[BEGIN Supplied material]

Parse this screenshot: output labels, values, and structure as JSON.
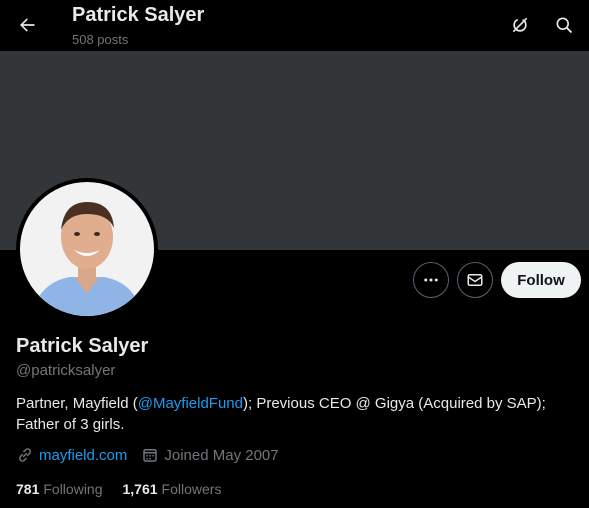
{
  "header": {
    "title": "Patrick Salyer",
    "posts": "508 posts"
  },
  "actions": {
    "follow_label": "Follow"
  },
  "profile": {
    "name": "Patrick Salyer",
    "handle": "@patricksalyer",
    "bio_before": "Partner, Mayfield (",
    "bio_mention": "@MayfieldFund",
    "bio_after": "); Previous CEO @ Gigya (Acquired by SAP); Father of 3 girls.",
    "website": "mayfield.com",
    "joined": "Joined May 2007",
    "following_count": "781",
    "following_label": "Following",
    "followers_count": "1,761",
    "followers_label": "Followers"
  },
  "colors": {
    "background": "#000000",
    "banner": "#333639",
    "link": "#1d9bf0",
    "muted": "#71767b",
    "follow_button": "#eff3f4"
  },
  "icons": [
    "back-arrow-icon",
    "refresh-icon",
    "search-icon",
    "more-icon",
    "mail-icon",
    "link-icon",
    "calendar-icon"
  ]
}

[END Supplied material]
[BEGIN Supplied material]

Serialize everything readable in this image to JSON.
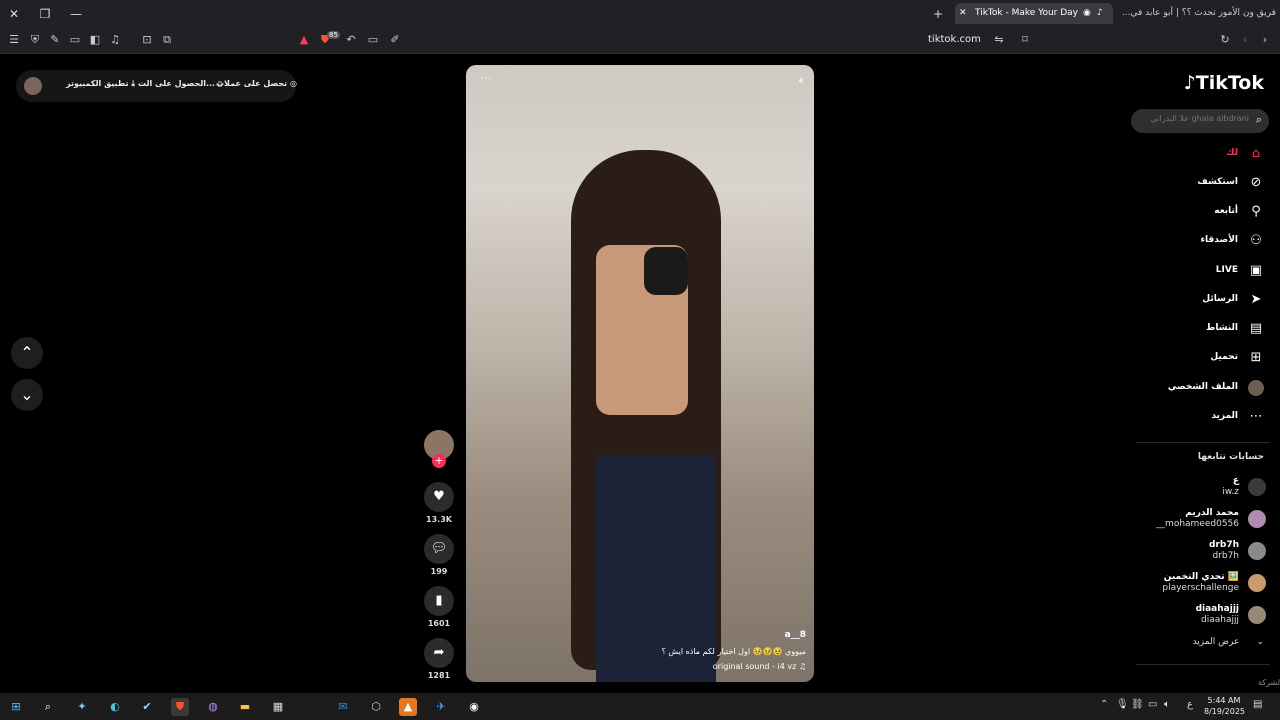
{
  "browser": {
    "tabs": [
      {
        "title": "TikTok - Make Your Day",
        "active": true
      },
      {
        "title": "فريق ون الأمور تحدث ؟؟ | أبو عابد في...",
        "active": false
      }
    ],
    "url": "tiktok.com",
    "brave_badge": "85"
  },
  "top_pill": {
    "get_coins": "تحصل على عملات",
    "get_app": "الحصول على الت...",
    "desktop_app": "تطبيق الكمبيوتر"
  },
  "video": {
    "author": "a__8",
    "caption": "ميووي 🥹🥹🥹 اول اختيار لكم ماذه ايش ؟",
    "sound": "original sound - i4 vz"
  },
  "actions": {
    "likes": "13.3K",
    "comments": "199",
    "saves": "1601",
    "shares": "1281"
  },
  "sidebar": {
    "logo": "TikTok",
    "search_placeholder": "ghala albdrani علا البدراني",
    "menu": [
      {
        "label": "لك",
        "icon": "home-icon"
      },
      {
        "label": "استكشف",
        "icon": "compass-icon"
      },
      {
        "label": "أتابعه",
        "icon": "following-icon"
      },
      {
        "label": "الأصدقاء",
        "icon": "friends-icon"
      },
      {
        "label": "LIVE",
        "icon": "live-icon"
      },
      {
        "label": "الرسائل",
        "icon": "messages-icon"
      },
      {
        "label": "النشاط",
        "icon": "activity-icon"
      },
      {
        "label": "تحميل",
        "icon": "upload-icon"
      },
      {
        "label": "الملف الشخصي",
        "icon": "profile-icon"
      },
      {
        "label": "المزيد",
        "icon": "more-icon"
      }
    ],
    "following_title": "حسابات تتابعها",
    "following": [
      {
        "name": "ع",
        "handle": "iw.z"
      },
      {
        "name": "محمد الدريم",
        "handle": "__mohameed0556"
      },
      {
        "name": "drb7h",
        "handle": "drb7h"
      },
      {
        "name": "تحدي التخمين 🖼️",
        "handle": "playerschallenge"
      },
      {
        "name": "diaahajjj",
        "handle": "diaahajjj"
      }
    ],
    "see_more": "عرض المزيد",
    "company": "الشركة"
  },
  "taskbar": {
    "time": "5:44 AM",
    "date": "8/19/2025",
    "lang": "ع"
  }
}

[END Supplied material]

Work instructions
Show all lines from the data above in which the word "this" appears.

Answer
Parse this screenshot: output labels, values, and structure as JSON.
Serialize everything readable in this image to JSON.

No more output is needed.